GOAL: Reproduce each of the lines word for word.

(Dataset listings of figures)
:::::

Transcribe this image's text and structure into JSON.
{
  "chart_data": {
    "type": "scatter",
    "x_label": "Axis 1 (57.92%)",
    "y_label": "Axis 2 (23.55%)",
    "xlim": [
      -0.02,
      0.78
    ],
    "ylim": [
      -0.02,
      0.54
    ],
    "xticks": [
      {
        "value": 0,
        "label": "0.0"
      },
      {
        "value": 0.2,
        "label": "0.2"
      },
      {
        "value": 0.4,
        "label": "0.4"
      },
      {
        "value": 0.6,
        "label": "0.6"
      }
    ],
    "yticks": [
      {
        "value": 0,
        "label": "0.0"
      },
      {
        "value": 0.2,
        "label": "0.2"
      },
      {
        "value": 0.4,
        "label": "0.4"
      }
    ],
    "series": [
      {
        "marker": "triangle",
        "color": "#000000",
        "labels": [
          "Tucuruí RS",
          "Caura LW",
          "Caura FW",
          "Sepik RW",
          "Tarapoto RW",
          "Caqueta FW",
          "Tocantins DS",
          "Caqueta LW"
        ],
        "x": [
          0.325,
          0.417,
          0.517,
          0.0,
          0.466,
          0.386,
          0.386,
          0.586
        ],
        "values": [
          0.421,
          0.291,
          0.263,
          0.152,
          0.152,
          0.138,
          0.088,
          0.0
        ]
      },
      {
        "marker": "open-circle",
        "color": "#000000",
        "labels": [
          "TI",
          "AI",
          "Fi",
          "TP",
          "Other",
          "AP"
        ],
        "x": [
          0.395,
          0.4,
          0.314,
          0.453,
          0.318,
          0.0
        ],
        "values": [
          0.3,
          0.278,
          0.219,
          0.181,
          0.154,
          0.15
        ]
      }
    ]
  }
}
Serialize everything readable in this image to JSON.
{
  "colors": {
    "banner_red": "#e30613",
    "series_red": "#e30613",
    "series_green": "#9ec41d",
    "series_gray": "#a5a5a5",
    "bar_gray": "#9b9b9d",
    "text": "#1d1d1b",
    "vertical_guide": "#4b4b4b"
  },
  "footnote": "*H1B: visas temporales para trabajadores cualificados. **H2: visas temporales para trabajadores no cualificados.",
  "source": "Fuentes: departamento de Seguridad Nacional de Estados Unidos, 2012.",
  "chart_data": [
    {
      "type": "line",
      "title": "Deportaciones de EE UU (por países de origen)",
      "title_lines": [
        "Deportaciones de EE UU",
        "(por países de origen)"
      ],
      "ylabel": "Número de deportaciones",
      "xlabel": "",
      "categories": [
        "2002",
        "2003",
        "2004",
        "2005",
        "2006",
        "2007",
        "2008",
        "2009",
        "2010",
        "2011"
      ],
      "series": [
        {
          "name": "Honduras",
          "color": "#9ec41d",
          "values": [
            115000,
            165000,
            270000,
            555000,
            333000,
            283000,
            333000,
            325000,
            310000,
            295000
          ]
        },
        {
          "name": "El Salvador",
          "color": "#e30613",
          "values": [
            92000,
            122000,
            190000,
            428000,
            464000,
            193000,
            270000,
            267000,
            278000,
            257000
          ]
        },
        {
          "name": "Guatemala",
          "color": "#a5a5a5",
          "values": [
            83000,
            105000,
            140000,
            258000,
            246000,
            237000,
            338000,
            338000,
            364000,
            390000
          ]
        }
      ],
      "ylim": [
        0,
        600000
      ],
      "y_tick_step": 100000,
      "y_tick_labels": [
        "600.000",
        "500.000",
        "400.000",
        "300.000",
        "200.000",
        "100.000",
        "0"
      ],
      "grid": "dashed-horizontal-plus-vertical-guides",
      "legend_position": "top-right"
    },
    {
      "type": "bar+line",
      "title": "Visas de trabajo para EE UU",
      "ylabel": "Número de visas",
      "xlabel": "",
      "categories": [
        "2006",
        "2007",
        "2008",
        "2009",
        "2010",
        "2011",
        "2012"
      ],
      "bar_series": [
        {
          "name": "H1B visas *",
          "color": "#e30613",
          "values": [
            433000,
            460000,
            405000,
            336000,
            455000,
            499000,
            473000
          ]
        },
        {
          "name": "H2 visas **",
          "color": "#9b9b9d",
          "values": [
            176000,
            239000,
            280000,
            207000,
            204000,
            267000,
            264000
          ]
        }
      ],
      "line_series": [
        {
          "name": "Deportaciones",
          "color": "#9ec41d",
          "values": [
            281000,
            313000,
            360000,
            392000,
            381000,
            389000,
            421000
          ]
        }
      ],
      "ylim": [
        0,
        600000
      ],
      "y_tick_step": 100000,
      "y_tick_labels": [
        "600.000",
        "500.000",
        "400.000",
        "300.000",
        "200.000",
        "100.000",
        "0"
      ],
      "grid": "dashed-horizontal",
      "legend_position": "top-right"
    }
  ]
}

:::::

EXERCISE RESPONSE:
Transcribe this image's text and structure into JSON.
{
  "chart_data": {
    "type": "scatter",
    "x_label": "Axis 1 (57.92%)",
    "y_label": "Axis 2 (23.55%)",
    "xlim": [
      -0.02,
      0.78
    ],
    "ylim": [
      -0.02,
      0.54
    ],
    "xticks": [
      {
        "value": 0,
        "label": "0.0"
      },
      {
        "value": 0.2,
        "label": "0.2"
      },
      {
        "value": 0.4,
        "label": "0.4"
      },
      {
        "value": 0.6,
        "label": "0.6"
      }
    ],
    "yticks": [
      {
        "value": 0,
        "label": "0.0"
      },
      {
        "value": 0.2,
        "label": "0.2"
      },
      {
        "value": 0.4,
        "label": "0.4"
      }
    ],
    "series": [
      {
        "marker": "triangle",
        "color": "#000000",
        "labels": [
          "Tucuruí RS",
          "Caura LW",
          "Caura FW",
          "Sepik RW",
          "Tarapoto RW",
          "Caqueta FW",
          "Tocantins DS",
          "Caqueta LW"
        ],
        "x": [
          0.325,
          0.417,
          0.517,
          0.0,
          0.466,
          0.386,
          0.386,
          0.586
        ],
        "values": [
          0.421,
          0.291,
          0.263,
          0.152,
          0.152,
          0.138,
          0.088,
          0.0
        ]
      },
      {
        "marker": "open-circle",
        "color": "#000000",
        "labels": [
          "TI",
          "AI",
          "Fi",
          "TP",
          "Other",
          "AP"
        ],
        "x": [
          0.395,
          0.4,
          0.314,
          0.453,
          0.318,
          0.0
        ],
        "values": [
          0.3,
          0.278,
          0.219,
          0.181,
          0.154,
          0.15
        ]
      }
    ]
  }
}
Serialize everything readable in this image to JSON.
{
  "colors": {
    "banner_red": "#e30613",
    "series_red": "#e30613",
    "series_green": "#9ec41d",
    "series_gray": "#a5a5a5",
    "bar_gray": "#9b9b9d",
    "text": "#1d1d1b",
    "vertical_guide": "#4b4b4b"
  },
  "footnote": "*H1B: visas temporales para trabajadores cualificados. **H2: visas temporales para trabajadores no cualificados.",
  "source": "Fuentes: departamento de Seguridad Nacional de Estados Unidos, 2012.",
  "chart_data": [
    {
      "type": "line",
      "title": "Deportaciones de EE UU (por países de origen)",
      "title_lines": [
        "Deportaciones de EE UU",
        "(por países de origen)"
      ],
      "ylabel": "Número de deportaciones",
      "xlabel": "",
      "categories": [
        "2002",
        "2003",
        "2004",
        "2005",
        "2006",
        "2007",
        "2008",
        "2009",
        "2010",
        "2011"
      ],
      "series": [
        {
          "name": "Honduras",
          "color": "#9ec41d",
          "values": [
            115000,
            165000,
            270000,
            555000,
            333000,
            283000,
            333000,
            325000,
            310000,
            295000
          ]
        },
        {
          "name": "El Salvador",
          "color": "#e30613",
          "values": [
            92000,
            122000,
            190000,
            428000,
            464000,
            193000,
            270000,
            267000,
            278000,
            257000
          ]
        },
        {
          "name": "Guatemala",
          "color": "#a5a5a5",
          "values": [
            83000,
            105000,
            140000,
            258000,
            246000,
            237000,
            338000,
            338000,
            364000,
            390000
          ]
        }
      ],
      "ylim": [
        0,
        600000
      ],
      "y_tick_step": 100000,
      "y_tick_labels": [
        "600.000",
        "500.000",
        "400.000",
        "300.000",
        "200.000",
        "100.000",
        "0"
      ],
      "grid": "dashed-horizontal-plus-vertical-guides",
      "legend_position": "top-right"
    },
    {
      "type": "bar+line",
      "title": "Visas de trabajo para EE UU",
      "ylabel": "Número de visas",
      "xlabel": "",
      "categories": [
        "2006",
        "2007",
        "2008",
        "2009",
        "2010",
        "2011",
        "2012"
      ],
      "bar_series": [
        {
          "name": "H1B visas *",
          "color": "#e30613",
          "values": [
            433000,
            460000,
            405000,
            336000,
            455000,
            499000,
            473000
          ]
        },
        {
          "name": "H2 visas **",
          "color": "#9b9b9d",
          "values": [
            176000,
            239000,
            280000,
            207000,
            204000,
            267000,
            264000
          ]
        }
      ],
      "line_series": [
        {
          "name": "Deportaciones",
          "color": "#9ec41d",
          "values": [
            281000,
            313000,
            360000,
            392000,
            381000,
            389000,
            421000
          ]
        }
      ],
      "ylim": [
        0,
        600000
      ],
      "y_tick_step": 100000,
      "y_tick_labels": [
        "600.000",
        "500.000",
        "400.000",
        "300.000",
        "200.000",
        "100.000",
        "0"
      ],
      "grid": "dashed-horizontal",
      "legend_position": "top-right"
    }
  ]
}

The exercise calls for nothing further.